(Text excerpt):
****************************************

Rachel Nguyen··8 min read
PodcastsTranscriptionHow-ToAudio ToolsCastos
Castos podcast hosting dashboard showing episode management page with a transcript document open beside it

Castos is a podcast hosting platform built around a flat monthly fee and tight WordPress integration through the Seriously Simple Podcasting plugin. Thousands of independent podcasters use it to host, distribute, and grow their shows without worrying about per-episode costs.

What it doesn't do well out of the box is give you transcript text you can actually work with. Castos has a transcription add-on, but it has gaps: no SRT export, no AI summary, and no translation. If you need a proper Castos transcript, there are 3 reliable ways to get it.

To get a Castos transcript, check the episode page first. If the host has Castos's transcription add-on enabled, the text may already be there. If nothing's published, upload the episode MP3 to PixScript. The free tier covers 10 transcripts per month with TXT export. Pro ($9/month) adds SRT files, timestamps, AI summaries, and translation.

Does Castos Have Built-In Transcription?

Yes. Castos introduced its transcription add-on in 2023, priced per minute of audio. The tool uses AI to generate a readable text file that embeds in episode show notes and publishes to your podcast website.

****************************************

(Study material):
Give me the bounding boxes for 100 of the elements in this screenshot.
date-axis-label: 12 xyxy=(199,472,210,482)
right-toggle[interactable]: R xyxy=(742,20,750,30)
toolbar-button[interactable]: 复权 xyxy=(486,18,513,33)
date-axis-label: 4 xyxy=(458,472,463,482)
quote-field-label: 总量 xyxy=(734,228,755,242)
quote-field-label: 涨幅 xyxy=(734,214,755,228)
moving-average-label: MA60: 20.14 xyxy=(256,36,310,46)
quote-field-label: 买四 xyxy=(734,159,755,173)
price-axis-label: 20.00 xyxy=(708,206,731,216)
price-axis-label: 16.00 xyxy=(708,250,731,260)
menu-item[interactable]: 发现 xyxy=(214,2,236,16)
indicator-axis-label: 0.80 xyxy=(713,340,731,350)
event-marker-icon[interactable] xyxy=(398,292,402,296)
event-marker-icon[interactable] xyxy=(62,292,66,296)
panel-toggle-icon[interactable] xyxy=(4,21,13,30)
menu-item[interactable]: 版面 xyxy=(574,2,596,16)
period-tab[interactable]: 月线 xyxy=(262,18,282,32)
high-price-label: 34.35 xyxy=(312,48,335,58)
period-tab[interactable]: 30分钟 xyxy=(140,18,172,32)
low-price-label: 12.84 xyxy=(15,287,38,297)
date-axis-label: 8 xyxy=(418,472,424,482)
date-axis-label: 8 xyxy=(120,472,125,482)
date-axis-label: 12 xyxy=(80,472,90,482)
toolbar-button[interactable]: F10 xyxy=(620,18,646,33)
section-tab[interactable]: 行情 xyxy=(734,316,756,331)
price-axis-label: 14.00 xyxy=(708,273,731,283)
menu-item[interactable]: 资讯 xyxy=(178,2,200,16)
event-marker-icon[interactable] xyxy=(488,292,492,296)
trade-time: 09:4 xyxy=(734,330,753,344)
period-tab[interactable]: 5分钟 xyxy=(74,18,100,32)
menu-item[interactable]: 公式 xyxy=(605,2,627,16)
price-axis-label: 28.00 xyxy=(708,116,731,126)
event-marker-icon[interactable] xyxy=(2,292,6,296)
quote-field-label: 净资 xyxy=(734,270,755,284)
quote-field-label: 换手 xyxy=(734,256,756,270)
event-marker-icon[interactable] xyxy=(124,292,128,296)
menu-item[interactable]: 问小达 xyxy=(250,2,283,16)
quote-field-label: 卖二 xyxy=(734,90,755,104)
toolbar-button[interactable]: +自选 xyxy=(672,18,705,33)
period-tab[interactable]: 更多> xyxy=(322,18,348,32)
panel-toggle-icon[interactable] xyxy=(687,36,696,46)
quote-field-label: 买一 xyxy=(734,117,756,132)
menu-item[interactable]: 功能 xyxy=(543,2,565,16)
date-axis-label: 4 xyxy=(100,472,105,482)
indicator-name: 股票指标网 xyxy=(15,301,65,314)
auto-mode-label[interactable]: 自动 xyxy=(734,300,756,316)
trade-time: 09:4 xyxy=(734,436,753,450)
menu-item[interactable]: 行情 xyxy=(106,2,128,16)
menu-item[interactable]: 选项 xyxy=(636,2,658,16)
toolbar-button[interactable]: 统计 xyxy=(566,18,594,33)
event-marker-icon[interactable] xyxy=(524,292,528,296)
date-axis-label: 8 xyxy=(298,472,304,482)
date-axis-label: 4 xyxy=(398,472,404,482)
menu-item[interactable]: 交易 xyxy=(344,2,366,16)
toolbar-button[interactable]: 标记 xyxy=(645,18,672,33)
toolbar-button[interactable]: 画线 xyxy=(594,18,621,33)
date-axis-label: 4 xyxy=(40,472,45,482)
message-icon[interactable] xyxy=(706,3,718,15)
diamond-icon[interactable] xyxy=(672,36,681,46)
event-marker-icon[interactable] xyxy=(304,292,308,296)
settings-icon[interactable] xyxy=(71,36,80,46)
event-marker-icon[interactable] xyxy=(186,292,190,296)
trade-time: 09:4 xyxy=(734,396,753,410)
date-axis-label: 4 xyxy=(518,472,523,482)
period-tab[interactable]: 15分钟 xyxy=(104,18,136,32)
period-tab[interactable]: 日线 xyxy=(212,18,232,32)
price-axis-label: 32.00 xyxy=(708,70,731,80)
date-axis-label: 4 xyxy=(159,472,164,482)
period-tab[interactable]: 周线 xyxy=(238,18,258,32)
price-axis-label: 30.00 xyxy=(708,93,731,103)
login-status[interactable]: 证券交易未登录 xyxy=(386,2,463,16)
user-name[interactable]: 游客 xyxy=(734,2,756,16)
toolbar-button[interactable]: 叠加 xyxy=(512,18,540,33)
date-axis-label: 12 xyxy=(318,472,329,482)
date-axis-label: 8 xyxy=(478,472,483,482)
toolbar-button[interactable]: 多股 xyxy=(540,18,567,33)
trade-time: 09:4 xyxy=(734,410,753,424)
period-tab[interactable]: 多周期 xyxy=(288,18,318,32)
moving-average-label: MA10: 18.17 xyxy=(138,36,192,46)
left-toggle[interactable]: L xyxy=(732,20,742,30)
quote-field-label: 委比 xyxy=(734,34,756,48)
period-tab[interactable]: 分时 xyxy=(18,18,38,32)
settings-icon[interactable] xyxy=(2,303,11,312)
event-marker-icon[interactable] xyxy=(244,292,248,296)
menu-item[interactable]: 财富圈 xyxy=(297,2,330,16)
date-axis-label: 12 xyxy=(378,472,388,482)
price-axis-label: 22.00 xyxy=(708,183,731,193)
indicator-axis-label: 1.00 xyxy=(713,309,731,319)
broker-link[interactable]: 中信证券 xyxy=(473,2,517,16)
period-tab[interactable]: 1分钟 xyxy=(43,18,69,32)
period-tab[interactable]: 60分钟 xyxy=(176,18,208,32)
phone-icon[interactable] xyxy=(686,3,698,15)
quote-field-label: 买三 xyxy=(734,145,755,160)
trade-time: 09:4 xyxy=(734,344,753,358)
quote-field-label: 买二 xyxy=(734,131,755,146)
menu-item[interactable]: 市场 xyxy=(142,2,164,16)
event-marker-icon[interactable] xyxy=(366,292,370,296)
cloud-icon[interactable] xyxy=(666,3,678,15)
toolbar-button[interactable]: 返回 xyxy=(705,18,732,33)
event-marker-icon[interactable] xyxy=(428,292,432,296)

****************************************

(Problems to solve):
[1] From the article on Castos transcripts, extract everything from "Castos is a" down to "summaries, and translation.".
[2] Using the article on Castos transcripts, decide whether each statement agrees with it: (a) Castos's transcription add-on offers SRT export. (b) PixScript's free tier covers 10 transcripts per month. (c) Castos introduced its transcription add-on in 2021.
[3] According to the article on Castos transcripts, which plugin gives Castos its WordPress integration?

(Answers per task):
[1]
Castos is a podcast hosting platform built around a flat monthly fee and tight WordPress integration through the Seriously Simple Podcasting plugin. Thousands of independent podcasters use it to host, distribute, and grow their shows without worrying about per-episode costs.

What it doesn't do well out of the box is give you transcript text you can actually work with. Castos has a transcription add-on, but it has gaps: no SRT export, no AI summary, and no translation. If you need a proper Castos transcript, there are 3 reliable ways to get it.

To get a Castos transcript, check the episode page first. If the host has Castos's transcription add-on enabled, the text may already be there. If nothing's published, upload the episode MP3 to PixScript. The free tier covers 10 transcripts per month with TXT export. Pro ($9/month) adds SRT files, timestamps, AI summaries, and translation.

[2]
(a) No: "no SRT export"
(b) Yes: "The free tier covers 10 transcripts per month with TXT export."
(c) No: "Castos introduced its transcription add-on in 2023"

[3] The Seriously Simple Podcasting plugin.